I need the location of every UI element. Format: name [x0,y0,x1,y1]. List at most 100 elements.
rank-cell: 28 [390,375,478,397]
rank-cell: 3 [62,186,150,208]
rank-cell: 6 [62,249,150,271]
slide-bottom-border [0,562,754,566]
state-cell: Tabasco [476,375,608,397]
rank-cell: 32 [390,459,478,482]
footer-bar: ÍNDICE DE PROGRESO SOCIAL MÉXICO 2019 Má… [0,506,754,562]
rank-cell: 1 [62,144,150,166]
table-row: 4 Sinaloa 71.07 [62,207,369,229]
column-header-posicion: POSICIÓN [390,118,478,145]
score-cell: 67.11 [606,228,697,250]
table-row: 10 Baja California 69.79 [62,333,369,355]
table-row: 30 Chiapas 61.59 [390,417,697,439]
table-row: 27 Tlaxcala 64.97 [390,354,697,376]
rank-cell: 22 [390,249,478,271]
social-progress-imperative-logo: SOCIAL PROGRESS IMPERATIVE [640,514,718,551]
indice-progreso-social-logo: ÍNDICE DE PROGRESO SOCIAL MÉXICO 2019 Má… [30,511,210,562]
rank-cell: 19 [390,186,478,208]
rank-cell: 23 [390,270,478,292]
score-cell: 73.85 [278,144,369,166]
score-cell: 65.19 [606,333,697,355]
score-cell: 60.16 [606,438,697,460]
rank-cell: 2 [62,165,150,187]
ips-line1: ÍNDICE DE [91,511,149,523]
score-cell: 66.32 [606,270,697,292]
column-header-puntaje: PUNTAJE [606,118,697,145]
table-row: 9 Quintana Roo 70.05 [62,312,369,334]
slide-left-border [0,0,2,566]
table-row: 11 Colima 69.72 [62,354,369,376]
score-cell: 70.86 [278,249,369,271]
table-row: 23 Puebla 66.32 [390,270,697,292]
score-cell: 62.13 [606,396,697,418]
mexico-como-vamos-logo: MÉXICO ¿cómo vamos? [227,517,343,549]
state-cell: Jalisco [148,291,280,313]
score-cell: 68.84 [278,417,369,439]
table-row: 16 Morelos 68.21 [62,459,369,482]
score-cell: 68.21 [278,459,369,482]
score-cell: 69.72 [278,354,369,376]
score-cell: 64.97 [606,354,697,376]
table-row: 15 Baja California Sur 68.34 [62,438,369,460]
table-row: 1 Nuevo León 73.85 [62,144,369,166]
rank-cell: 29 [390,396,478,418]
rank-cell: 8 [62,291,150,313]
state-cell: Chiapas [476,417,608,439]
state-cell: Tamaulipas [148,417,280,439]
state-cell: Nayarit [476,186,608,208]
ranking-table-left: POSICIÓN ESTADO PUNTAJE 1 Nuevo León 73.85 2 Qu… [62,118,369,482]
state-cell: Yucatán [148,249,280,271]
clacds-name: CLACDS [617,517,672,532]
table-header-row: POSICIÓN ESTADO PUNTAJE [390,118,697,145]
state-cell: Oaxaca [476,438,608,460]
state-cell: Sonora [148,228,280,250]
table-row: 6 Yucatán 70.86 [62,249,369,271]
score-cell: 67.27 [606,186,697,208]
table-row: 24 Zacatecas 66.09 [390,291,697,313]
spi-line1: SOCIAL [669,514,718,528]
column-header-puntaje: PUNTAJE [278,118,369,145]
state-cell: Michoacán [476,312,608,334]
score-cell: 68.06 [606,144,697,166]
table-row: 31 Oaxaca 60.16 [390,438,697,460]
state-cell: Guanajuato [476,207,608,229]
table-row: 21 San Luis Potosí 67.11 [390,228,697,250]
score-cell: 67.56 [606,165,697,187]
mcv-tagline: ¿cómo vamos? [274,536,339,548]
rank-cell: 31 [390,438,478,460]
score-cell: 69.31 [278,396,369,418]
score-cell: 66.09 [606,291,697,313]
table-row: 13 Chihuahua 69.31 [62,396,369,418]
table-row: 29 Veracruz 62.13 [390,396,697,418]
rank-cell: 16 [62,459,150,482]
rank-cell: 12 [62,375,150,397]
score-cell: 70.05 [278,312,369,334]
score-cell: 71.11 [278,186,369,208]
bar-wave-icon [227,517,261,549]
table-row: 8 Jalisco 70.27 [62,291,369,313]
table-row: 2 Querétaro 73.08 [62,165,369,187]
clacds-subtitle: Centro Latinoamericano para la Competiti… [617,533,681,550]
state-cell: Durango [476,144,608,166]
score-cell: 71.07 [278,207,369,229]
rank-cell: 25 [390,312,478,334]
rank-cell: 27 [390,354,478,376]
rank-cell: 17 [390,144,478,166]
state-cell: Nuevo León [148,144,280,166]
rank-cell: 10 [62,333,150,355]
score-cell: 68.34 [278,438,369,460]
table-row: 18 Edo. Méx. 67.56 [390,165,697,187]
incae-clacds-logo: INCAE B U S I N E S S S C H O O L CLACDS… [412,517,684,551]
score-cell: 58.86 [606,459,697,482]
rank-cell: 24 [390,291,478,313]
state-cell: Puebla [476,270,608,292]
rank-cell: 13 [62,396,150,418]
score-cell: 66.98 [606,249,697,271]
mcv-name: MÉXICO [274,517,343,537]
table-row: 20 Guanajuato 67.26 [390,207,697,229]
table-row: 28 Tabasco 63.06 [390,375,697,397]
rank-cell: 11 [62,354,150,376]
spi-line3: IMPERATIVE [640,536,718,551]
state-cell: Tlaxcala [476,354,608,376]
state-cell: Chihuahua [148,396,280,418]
----
> [WORK TO DO] Reproduce the data verbatim, from its first line through the line containing "score-cell: 67.11 [606,228,697,250]", with both of those lines included.

> [EXPECTED ANSWER]
I need the location of every UI element. Format: name [x0,y0,x1,y1]. List at most 100 elements.
rank-cell: 28 [390,375,478,397]
rank-cell: 3 [62,186,150,208]
rank-cell: 6 [62,249,150,271]
slide-bottom-border [0,562,754,566]
state-cell: Tabasco [476,375,608,397]
rank-cell: 32 [390,459,478,482]
footer-bar: ÍNDICE DE PROGRESO SOCIAL MÉXICO 2019 Má… [0,506,754,562]
rank-cell: 1 [62,144,150,166]
table-row: 4 Sinaloa 71.07 [62,207,369,229]
column-header-posicion: POSICIÓN [390,118,478,145]
score-cell: 67.11 [606,228,697,250]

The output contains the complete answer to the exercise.